___ Dataset excerpts

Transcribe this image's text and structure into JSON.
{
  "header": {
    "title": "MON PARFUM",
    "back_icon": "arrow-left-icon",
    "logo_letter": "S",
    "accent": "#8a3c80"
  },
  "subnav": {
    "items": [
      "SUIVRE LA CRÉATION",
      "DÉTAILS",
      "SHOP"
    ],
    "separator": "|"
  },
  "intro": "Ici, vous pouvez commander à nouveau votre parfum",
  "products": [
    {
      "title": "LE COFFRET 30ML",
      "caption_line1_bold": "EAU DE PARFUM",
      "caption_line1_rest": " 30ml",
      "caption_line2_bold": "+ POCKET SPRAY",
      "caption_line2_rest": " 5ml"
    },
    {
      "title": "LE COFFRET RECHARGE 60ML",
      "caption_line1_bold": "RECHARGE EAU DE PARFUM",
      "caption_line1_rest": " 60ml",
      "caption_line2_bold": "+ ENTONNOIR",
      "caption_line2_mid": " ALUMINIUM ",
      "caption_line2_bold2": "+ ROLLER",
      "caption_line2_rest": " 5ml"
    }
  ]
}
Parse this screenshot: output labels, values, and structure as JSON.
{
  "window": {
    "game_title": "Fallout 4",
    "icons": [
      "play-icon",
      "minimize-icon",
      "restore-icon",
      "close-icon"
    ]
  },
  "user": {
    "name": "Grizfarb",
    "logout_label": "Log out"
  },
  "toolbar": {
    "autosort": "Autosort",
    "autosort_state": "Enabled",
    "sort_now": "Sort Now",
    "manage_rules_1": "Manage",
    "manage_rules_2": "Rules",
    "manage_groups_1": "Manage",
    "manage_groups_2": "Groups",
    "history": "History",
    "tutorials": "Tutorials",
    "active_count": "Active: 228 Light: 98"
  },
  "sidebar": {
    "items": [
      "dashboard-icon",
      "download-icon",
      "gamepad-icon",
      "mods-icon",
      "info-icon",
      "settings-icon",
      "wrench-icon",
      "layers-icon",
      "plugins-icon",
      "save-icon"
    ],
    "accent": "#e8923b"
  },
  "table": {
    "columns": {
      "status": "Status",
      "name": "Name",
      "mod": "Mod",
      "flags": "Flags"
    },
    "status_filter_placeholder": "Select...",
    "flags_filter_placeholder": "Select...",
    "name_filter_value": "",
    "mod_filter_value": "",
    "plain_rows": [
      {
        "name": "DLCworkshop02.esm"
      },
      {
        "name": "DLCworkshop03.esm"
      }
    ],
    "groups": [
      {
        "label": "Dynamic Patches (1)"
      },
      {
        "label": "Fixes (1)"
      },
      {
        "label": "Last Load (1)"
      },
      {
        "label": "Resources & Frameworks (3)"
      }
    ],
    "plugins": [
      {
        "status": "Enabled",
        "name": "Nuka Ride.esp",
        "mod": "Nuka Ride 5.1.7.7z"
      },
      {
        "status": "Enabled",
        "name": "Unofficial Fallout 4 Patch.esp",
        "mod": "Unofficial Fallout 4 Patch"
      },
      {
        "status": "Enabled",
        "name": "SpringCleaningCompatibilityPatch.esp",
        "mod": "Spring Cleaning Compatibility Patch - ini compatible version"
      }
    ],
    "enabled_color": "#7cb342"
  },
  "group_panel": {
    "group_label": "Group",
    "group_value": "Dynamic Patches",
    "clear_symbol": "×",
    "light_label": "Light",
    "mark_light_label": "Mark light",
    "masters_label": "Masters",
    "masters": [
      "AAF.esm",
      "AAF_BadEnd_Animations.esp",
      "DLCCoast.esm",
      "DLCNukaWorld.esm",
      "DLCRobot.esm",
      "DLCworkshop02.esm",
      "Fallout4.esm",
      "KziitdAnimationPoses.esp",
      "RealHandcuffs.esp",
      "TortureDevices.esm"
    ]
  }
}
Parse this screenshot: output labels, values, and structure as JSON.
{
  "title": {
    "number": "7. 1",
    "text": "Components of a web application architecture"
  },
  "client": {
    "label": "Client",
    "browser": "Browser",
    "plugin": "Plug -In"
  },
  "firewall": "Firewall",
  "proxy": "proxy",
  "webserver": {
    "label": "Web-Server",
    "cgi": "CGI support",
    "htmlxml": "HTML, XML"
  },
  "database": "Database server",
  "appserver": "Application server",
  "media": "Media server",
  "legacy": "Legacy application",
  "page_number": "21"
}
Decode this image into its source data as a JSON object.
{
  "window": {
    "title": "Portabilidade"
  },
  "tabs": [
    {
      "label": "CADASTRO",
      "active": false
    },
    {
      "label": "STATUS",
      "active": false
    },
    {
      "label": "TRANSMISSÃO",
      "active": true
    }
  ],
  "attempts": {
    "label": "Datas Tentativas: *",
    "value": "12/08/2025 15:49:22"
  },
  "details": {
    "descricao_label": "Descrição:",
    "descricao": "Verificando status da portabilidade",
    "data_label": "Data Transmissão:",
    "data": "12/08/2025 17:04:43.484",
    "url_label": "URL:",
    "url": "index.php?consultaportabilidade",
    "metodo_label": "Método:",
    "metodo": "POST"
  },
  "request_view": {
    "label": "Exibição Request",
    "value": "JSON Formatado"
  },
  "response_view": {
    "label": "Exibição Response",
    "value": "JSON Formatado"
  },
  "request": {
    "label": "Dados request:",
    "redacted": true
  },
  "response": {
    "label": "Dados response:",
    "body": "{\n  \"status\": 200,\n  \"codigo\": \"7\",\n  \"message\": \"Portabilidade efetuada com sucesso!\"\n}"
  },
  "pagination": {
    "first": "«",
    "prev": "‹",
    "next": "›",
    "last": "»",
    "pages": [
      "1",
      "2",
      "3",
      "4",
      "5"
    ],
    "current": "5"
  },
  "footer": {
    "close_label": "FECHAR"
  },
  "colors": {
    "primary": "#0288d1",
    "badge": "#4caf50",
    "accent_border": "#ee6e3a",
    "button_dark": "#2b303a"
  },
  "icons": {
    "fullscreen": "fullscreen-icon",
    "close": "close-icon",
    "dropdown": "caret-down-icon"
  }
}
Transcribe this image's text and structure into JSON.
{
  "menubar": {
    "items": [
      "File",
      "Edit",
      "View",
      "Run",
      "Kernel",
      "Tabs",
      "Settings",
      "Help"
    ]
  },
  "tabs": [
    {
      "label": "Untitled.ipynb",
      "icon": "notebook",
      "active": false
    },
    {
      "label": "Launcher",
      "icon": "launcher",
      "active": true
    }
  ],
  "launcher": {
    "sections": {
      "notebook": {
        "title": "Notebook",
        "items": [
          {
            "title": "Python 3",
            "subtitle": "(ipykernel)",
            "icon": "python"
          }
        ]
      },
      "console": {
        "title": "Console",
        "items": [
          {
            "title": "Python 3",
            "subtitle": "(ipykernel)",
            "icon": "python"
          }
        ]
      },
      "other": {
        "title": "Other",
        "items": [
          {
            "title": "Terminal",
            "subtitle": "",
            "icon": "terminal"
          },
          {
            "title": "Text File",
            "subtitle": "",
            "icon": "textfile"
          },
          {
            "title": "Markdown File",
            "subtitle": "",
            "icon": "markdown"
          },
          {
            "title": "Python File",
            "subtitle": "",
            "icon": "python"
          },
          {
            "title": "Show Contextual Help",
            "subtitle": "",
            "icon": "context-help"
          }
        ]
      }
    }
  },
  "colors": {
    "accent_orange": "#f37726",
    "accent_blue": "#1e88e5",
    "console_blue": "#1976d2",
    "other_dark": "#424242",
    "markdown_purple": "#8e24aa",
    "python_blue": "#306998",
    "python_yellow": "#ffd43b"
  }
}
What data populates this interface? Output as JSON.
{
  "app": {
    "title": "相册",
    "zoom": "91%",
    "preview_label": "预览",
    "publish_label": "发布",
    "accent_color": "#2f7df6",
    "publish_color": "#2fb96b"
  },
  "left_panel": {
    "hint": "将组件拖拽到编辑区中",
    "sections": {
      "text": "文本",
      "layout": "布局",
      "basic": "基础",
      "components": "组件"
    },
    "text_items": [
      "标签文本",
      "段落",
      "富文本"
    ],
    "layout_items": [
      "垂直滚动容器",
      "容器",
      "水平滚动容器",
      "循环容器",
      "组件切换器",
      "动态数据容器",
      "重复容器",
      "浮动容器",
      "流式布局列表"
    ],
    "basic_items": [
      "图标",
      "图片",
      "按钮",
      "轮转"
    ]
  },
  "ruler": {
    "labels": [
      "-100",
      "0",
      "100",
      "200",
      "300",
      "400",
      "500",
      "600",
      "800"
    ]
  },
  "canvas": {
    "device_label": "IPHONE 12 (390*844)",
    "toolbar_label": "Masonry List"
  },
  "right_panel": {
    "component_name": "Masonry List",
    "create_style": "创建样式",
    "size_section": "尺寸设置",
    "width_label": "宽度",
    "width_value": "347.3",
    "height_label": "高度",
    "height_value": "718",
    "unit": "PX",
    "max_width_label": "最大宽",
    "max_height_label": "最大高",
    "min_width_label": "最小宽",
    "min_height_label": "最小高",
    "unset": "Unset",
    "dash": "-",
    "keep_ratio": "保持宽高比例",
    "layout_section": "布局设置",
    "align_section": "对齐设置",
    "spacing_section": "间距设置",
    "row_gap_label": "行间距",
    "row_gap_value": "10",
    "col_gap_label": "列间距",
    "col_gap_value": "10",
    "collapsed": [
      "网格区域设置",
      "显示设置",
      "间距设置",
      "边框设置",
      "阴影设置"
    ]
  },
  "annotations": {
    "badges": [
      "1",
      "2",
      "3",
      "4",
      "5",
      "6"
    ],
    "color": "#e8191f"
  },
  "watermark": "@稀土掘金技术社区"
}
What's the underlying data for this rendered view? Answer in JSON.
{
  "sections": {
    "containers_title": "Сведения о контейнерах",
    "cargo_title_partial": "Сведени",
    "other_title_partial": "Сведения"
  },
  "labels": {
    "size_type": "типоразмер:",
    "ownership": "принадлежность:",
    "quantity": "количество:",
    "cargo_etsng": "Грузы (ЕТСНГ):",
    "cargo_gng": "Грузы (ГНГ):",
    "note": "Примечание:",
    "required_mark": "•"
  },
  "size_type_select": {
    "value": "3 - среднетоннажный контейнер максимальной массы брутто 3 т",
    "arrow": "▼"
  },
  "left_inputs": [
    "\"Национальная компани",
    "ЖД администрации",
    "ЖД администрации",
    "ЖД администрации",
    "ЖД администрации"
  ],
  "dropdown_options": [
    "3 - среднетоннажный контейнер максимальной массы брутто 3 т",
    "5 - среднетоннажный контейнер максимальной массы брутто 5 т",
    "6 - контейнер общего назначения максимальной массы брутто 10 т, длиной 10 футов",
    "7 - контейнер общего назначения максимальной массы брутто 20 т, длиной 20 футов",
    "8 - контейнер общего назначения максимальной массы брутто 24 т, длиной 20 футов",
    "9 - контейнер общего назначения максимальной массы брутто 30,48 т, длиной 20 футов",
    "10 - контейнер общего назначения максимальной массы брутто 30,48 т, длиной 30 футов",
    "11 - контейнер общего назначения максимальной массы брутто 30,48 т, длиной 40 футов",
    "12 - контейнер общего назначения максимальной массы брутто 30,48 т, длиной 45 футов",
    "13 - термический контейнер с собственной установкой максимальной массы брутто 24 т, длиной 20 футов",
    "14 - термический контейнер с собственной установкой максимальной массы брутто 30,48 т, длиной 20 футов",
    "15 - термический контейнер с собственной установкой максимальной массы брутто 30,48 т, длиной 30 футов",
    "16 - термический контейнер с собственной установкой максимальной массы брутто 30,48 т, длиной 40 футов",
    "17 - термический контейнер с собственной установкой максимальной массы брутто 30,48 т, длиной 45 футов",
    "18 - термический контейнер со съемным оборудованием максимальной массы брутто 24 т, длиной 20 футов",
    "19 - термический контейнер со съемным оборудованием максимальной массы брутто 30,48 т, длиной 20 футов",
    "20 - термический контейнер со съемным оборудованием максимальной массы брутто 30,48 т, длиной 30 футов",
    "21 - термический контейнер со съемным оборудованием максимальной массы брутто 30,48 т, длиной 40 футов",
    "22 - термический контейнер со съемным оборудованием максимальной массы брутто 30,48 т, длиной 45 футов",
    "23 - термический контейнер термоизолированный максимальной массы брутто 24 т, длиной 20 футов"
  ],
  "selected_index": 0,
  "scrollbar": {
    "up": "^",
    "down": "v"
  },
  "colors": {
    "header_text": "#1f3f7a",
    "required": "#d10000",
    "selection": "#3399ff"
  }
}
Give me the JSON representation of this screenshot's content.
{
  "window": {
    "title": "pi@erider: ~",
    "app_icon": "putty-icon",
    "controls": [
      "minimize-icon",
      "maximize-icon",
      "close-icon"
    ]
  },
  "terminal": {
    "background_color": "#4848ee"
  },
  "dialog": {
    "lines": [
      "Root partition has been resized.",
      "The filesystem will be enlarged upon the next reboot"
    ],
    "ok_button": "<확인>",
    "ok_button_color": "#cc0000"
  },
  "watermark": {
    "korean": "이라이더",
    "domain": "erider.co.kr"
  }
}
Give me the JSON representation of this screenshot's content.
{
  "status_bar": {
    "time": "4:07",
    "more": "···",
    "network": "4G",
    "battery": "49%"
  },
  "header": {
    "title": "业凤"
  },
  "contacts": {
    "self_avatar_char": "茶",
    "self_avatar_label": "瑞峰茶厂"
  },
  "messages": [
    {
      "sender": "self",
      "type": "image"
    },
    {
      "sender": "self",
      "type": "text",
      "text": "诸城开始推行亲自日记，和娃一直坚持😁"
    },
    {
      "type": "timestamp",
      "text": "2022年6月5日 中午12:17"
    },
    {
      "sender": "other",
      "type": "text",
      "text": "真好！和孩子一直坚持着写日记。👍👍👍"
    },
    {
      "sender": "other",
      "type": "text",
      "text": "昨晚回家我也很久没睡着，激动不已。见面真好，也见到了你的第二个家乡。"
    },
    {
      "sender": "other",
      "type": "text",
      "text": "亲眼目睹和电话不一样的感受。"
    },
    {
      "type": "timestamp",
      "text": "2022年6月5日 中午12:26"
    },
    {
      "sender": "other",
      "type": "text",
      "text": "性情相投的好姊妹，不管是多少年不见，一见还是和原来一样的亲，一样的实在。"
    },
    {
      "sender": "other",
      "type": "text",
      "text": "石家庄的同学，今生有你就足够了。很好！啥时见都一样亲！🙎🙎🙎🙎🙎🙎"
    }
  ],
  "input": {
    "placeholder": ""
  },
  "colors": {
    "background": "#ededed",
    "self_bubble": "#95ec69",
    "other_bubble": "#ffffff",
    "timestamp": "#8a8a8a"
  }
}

______

Your goal —
Give only the count of lines in the data that include the string "среднетоннажный".

Written response —
3